(Figure collection entries)
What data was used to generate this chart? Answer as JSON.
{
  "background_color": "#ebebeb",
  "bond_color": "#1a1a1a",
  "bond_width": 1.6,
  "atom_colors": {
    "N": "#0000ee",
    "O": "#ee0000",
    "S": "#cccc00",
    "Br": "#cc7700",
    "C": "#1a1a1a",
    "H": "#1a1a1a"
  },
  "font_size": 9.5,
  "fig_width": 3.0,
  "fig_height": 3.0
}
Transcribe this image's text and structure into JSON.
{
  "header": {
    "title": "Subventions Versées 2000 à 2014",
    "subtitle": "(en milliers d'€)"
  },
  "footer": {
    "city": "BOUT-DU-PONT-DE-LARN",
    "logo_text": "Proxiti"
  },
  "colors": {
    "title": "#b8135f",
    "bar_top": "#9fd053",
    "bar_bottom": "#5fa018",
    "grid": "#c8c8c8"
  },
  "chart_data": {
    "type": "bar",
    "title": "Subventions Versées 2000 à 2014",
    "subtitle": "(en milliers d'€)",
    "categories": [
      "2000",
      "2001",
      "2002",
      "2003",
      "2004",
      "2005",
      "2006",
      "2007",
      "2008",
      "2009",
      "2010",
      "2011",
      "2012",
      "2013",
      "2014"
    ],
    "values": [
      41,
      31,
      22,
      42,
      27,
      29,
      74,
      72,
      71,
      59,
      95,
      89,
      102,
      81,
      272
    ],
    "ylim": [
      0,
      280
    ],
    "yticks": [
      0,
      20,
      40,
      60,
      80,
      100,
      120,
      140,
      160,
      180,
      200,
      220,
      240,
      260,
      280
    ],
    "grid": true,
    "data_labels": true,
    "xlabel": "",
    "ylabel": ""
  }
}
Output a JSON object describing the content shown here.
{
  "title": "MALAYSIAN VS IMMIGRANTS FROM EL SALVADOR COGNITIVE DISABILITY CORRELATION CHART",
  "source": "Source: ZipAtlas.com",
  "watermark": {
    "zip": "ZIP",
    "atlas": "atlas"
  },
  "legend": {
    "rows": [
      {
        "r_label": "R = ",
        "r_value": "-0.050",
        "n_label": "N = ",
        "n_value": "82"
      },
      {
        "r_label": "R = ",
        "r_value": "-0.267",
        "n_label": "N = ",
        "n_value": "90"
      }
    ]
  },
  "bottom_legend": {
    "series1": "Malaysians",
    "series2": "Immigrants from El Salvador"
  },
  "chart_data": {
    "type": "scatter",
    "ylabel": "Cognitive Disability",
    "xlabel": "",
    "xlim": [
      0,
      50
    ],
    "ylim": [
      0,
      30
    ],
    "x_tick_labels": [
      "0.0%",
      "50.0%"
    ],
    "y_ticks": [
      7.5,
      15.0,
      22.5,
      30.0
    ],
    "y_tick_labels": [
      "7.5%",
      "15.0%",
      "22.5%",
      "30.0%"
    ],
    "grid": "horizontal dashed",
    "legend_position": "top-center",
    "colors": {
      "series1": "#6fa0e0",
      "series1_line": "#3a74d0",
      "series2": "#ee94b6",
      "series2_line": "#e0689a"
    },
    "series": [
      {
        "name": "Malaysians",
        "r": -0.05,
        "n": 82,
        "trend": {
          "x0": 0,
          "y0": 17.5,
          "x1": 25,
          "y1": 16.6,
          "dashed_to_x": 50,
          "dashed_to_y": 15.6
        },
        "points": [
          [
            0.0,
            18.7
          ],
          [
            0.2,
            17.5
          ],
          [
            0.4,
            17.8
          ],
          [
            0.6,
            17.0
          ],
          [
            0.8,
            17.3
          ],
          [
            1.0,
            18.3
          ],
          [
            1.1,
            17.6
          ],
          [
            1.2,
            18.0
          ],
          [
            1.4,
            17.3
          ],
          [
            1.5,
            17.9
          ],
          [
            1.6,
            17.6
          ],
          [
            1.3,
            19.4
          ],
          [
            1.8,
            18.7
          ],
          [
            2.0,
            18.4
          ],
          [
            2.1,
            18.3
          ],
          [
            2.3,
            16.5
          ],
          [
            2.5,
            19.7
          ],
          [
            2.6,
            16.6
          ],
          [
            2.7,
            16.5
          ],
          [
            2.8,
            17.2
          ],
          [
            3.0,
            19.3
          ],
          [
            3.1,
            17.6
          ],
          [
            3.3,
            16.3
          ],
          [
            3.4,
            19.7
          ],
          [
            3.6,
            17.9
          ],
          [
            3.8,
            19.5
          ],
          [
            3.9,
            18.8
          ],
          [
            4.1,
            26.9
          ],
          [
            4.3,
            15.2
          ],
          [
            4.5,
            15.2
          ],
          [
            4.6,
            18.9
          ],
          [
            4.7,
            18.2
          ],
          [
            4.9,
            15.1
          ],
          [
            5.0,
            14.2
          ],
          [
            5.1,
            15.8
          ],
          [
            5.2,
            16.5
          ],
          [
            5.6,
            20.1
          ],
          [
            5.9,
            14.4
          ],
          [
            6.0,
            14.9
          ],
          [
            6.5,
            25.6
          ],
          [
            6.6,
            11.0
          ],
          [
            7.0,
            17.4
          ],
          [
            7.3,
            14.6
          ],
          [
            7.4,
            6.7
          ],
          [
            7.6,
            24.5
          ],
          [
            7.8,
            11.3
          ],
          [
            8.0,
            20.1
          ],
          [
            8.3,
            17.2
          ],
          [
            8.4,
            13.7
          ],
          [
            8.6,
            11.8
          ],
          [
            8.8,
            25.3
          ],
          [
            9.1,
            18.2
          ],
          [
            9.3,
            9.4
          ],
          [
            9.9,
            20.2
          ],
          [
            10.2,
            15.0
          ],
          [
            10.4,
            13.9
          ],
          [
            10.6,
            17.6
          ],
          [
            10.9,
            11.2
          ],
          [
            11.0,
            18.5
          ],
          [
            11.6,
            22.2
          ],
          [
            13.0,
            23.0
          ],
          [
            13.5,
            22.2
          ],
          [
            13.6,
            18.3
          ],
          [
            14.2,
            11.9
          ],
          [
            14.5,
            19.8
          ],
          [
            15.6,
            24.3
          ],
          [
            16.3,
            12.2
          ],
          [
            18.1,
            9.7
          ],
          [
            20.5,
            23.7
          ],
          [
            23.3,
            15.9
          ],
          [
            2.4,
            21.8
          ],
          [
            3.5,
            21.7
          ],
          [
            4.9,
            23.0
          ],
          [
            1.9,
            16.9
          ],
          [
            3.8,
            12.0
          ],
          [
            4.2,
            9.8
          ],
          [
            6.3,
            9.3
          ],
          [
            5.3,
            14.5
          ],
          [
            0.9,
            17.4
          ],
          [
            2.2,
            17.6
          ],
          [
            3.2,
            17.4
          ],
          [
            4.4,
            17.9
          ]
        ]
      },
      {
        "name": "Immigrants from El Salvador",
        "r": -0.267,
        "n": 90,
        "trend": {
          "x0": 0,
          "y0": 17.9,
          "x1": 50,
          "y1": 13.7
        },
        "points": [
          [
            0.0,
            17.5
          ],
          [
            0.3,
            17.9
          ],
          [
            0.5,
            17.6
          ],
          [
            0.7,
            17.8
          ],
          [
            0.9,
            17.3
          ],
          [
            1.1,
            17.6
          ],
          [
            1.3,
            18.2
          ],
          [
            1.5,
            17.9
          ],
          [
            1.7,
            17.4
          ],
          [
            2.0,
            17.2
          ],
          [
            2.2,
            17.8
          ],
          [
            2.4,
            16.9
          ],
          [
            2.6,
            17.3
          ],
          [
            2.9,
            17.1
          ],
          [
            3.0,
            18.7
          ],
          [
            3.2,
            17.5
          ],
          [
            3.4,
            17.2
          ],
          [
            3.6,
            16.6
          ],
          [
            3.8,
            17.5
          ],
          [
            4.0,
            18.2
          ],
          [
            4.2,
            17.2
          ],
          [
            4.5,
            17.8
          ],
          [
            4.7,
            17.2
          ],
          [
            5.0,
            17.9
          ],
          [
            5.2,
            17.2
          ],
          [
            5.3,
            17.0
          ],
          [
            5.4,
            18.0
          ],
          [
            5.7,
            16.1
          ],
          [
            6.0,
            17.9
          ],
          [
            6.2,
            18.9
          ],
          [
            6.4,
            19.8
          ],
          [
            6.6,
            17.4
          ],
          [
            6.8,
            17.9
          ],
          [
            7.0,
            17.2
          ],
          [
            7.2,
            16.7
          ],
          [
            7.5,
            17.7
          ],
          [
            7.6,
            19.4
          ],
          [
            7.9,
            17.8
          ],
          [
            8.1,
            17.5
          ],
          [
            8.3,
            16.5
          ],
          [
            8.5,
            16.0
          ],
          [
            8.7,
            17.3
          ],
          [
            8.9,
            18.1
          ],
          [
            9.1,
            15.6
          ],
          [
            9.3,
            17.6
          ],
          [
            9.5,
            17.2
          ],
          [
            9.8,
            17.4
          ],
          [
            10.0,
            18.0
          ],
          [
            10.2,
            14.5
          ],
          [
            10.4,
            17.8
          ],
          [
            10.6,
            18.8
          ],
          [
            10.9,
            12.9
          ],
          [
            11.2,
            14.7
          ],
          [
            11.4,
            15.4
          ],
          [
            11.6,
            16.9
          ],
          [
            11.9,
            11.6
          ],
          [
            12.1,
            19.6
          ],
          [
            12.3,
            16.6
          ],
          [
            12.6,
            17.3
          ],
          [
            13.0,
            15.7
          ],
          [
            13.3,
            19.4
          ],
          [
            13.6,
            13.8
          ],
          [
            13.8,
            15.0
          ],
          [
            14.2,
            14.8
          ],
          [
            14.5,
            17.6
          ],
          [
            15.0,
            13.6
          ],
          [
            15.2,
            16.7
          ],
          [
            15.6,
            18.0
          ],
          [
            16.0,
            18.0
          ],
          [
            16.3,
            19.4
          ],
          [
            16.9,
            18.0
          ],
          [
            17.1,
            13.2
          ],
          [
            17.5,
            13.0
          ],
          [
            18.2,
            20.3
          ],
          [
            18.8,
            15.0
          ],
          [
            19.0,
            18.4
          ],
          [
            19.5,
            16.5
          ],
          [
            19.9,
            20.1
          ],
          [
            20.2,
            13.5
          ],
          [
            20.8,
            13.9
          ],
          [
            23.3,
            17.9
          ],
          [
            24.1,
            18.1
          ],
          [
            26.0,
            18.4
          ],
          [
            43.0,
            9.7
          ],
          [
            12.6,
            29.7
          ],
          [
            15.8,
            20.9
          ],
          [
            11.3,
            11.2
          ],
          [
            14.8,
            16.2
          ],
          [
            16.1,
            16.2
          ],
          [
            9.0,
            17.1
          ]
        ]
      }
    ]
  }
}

__What you should do__: Tally up the lines holding the string "name" in this listing, and report the total alone.

__Task response__: 2